**EXERCISE TASK:**
Copy the listing verbatim, excluding any images found in it.

━━━━━━━━

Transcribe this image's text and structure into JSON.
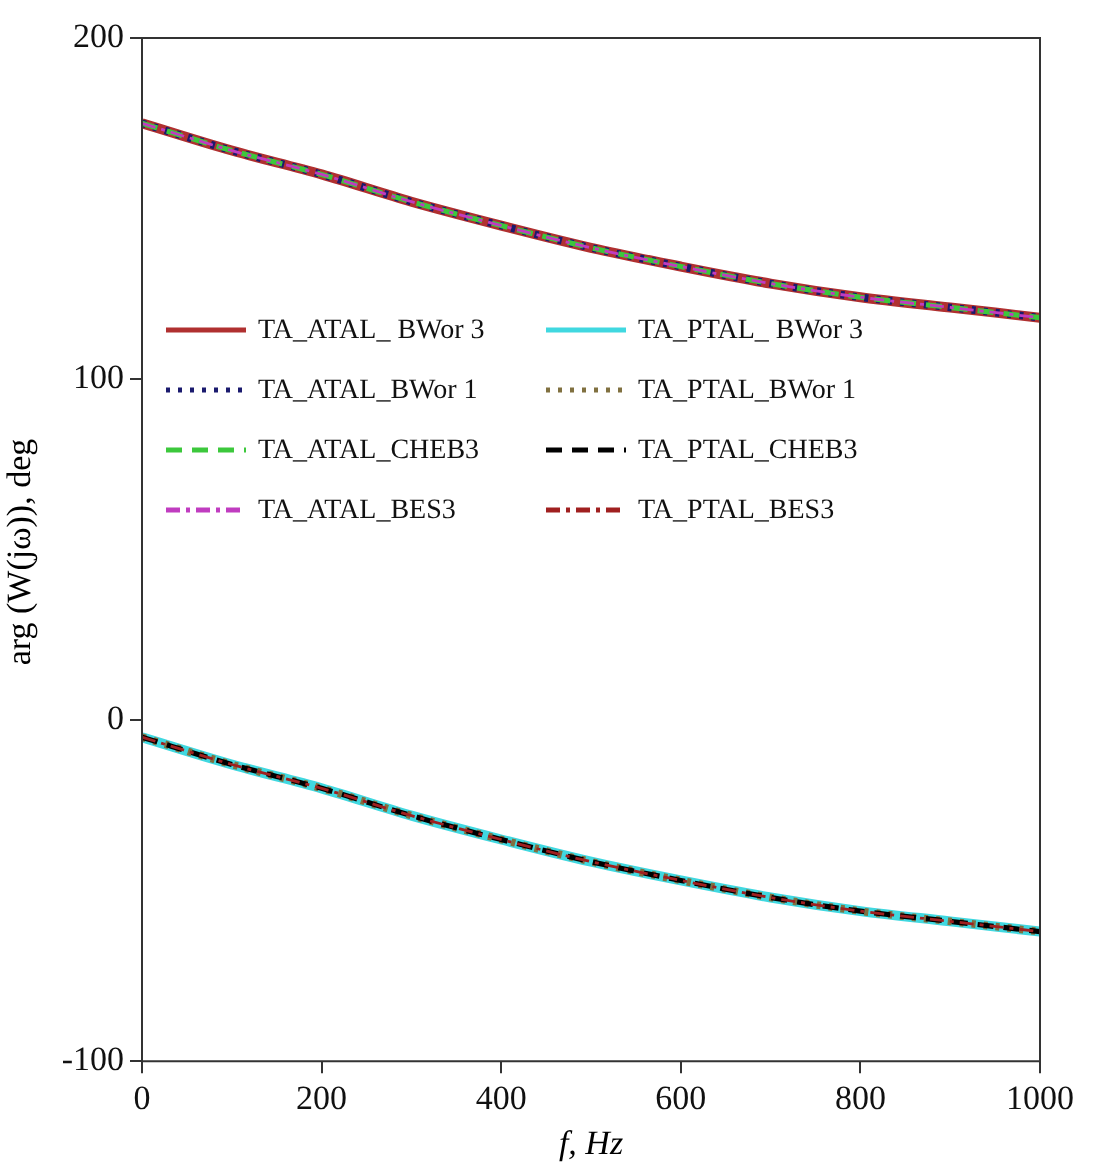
{
  "chart_data": {
    "type": "line",
    "xlabel": "f, Hz",
    "ylabel": "arg (W(jω)), deg",
    "x": [
      0,
      100,
      200,
      300,
      400,
      500,
      600,
      700,
      800,
      900,
      1000
    ],
    "xlim": [
      0,
      1000
    ],
    "xticks": [
      0,
      200,
      400,
      600,
      800,
      1000
    ],
    "ylim": [
      -100,
      200
    ],
    "yticks": [
      -100,
      0,
      100,
      200
    ],
    "grid": false,
    "legend": "left",
    "marker": "none",
    "series": [
      {
        "name": "TA_ATAL_ BWor 3",
        "color": "#b03030",
        "line_style": "solid",
        "values": [
          175,
          167,
          160,
          152,
          145,
          138.5,
          133,
          128,
          124,
          121,
          118
        ]
      },
      {
        "name": "TA_ATAL_BWor 1",
        "color": "#1a1a6e",
        "line_style": "dotted",
        "values": [
          175,
          167,
          160,
          152,
          145,
          138.5,
          133,
          128,
          124,
          121,
          118
        ]
      },
      {
        "name": "TA_ATAL_CHEB3",
        "color": "#3cc83c",
        "line_style": "dashed",
        "values": [
          175,
          167,
          160,
          152,
          145,
          138.5,
          133,
          128,
          124,
          121,
          118
        ]
      },
      {
        "name": "TA_ATAL_BES3",
        "color": "#c03cc0",
        "line_style": "dashdot",
        "values": [
          175,
          167,
          160,
          152,
          145,
          138.5,
          133,
          128,
          124,
          121,
          118
        ]
      },
      {
        "name": "TA_PTAL_ BWor 3",
        "color": "#40d8e0",
        "line_style": "solid",
        "values": [
          -5,
          -13,
          -20,
          -28,
          -35,
          -41.5,
          -47,
          -52,
          -56,
          -59,
          -62
        ]
      },
      {
        "name": "TA_PTAL_BWor 1",
        "color": "#807040",
        "line_style": "dotted",
        "values": [
          -5,
          -13,
          -20,
          -28,
          -35,
          -41.5,
          -47,
          -52,
          -56,
          -59,
          -62
        ]
      },
      {
        "name": "TA_PTAL_CHEB3",
        "color": "#000000",
        "line_style": "dashed",
        "values": [
          -5,
          -13,
          -20,
          -28,
          -35,
          -41.5,
          -47,
          -52,
          -56,
          -59,
          -62
        ]
      },
      {
        "name": "TA_PTAL_BES3",
        "color": "#a02020",
        "line_style": "dashdot",
        "values": [
          -5,
          -13,
          -20,
          -28,
          -35,
          -41.5,
          -47,
          -52,
          -56,
          -59,
          -62
        ]
      }
    ]
  }
}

━━━━━━━━

**COMPLETE ANSWER:**
Transcribe this image's text and structure into JSON.
{
  "chart_data": {
    "type": "line",
    "xlabel": "f, Hz",
    "ylabel": "arg (W(jω)), deg",
    "x": [
      0,
      100,
      200,
      300,
      400,
      500,
      600,
      700,
      800,
      900,
      1000
    ],
    "xlim": [
      0,
      1000
    ],
    "xticks": [
      0,
      200,
      400,
      600,
      800,
      1000
    ],
    "ylim": [
      -100,
      200
    ],
    "yticks": [
      -100,
      0,
      100,
      200
    ],
    "grid": false,
    "legend": "left",
    "marker": "none",
    "series": [
      {
        "name": "TA_ATAL_ BWor 3",
        "color": "#b03030",
        "line_style": "solid",
        "values": [
          175,
          167,
          160,
          152,
          145,
          138.5,
          133,
          128,
          124,
          121,
          118
        ]
      },
      {
        "name": "TA_ATAL_BWor 1",
        "color": "#1a1a6e",
        "line_style": "dotted",
        "values": [
          175,
          167,
          160,
          152,
          145,
          138.5,
          133,
          128,
          124,
          121,
          118
        ]
      },
      {
        "name": "TA_ATAL_CHEB3",
        "color": "#3cc83c",
        "line_style": "dashed",
        "values": [
          175,
          167,
          160,
          152,
          145,
          138.5,
          133,
          128,
          124,
          121,
          118
        ]
      },
      {
        "name": "TA_ATAL_BES3",
        "color": "#c03cc0",
        "line_style": "dashdot",
        "values": [
          175,
          167,
          160,
          152,
          145,
          138.5,
          133,
          128,
          124,
          121,
          118
        ]
      },
      {
        "name": "TA_PTAL_ BWor 3",
        "color": "#40d8e0",
        "line_style": "solid",
        "values": [
          -5,
          -13,
          -20,
          -28,
          -35,
          -41.5,
          -47,
          -52,
          -56,
          -59,
          -62
        ]
      },
      {
        "name": "TA_PTAL_BWor 1",
        "color": "#807040",
        "line_style": "dotted",
        "values": [
          -5,
          -13,
          -20,
          -28,
          -35,
          -41.5,
          -47,
          -52,
          -56,
          -59,
          -62
        ]
      },
      {
        "name": "TA_PTAL_CHEB3",
        "color": "#000000",
        "line_style": "dashed",
        "values": [
          -5,
          -13,
          -20,
          -28,
          -35,
          -41.5,
          -47,
          -52,
          -56,
          -59,
          -62
        ]
      },
      {
        "name": "TA_PTAL_BES3",
        "color": "#a02020",
        "line_style": "dashdot",
        "values": [
          -5,
          -13,
          -20,
          -28,
          -35,
          -41.5,
          -47,
          -52,
          -56,
          -59,
          -62
        ]
      }
    ]
  }
}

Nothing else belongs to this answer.